Determine the number of lines that have the string "this" in them, and give only that number.

_Dataset records_.

----------

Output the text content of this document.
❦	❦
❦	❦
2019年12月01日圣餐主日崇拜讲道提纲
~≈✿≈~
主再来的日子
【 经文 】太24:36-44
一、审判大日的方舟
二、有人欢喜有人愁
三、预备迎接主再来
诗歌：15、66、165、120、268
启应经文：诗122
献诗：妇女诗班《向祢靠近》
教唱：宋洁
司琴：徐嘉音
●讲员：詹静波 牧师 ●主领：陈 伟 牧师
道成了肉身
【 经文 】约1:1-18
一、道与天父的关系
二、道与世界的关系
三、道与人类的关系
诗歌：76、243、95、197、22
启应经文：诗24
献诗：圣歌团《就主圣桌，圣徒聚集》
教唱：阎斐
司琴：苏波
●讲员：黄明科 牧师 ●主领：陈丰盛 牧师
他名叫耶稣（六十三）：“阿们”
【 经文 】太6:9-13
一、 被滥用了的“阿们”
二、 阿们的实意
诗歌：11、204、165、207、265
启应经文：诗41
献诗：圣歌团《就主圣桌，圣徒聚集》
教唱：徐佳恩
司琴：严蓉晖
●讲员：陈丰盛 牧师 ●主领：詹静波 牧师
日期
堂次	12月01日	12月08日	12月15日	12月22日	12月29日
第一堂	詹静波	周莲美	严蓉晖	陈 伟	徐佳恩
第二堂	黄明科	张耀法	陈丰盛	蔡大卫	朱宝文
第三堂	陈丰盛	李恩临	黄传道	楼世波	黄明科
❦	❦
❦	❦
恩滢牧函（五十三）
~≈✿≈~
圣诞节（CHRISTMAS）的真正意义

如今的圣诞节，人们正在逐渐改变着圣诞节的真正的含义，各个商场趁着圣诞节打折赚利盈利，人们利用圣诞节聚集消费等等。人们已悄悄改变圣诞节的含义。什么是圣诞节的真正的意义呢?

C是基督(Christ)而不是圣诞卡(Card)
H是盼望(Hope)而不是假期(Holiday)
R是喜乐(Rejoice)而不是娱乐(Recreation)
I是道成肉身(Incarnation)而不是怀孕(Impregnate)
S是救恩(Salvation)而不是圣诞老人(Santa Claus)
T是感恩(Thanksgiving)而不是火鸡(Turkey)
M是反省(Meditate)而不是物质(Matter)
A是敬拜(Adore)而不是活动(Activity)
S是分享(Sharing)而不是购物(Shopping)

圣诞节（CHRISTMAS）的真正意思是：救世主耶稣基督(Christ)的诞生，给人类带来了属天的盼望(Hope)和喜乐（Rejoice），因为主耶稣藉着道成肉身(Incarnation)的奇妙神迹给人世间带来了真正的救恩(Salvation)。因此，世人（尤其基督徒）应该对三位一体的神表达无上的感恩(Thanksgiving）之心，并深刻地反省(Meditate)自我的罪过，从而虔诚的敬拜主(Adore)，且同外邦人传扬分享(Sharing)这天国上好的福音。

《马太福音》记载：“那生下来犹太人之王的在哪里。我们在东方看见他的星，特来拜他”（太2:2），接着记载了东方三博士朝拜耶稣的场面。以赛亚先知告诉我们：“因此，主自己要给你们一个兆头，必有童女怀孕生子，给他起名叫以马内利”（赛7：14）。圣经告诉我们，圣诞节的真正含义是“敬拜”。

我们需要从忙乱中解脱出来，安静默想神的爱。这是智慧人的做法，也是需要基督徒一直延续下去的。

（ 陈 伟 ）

----------

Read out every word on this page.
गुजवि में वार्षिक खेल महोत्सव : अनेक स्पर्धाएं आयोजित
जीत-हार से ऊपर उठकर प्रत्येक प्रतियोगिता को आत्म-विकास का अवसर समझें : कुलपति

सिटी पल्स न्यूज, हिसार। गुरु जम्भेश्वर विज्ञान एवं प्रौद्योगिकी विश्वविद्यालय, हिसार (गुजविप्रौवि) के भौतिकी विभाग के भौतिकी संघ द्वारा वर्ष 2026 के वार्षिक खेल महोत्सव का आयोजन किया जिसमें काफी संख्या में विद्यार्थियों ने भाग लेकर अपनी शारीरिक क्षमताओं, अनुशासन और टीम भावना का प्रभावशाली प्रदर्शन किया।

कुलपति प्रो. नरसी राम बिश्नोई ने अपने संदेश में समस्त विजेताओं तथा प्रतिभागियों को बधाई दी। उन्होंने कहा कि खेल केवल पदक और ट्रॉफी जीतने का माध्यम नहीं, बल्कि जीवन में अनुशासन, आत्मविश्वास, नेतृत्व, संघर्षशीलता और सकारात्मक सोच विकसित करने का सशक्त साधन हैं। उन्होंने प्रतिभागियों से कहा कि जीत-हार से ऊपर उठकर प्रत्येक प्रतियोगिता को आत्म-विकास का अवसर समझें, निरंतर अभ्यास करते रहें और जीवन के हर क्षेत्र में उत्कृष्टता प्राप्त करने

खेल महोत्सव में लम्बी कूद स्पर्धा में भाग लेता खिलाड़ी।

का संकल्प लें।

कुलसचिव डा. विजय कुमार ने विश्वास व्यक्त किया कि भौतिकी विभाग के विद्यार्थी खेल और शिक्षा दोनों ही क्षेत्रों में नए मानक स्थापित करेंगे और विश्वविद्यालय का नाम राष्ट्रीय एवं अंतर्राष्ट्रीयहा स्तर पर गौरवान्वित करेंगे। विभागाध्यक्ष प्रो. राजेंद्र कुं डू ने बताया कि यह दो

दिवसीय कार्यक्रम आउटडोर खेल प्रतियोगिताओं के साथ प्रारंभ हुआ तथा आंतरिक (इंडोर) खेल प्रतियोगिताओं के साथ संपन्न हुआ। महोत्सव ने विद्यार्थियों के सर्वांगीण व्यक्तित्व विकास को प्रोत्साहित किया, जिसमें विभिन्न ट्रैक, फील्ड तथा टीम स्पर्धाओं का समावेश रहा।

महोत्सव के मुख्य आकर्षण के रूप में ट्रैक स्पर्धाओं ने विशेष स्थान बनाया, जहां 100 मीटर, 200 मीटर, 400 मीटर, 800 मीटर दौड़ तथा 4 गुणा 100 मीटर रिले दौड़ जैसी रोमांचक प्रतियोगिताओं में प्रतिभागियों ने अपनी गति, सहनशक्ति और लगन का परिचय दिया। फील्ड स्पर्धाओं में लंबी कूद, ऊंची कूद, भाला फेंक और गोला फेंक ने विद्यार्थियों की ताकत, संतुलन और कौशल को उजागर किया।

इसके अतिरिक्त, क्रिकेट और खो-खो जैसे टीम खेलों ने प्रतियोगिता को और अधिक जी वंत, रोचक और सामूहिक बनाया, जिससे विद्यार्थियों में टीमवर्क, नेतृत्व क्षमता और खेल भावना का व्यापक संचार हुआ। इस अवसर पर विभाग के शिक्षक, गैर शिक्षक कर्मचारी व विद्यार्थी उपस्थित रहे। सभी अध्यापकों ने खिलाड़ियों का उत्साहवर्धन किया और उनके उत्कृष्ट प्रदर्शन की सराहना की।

----------

_COMPLETE RESPONSE_. 2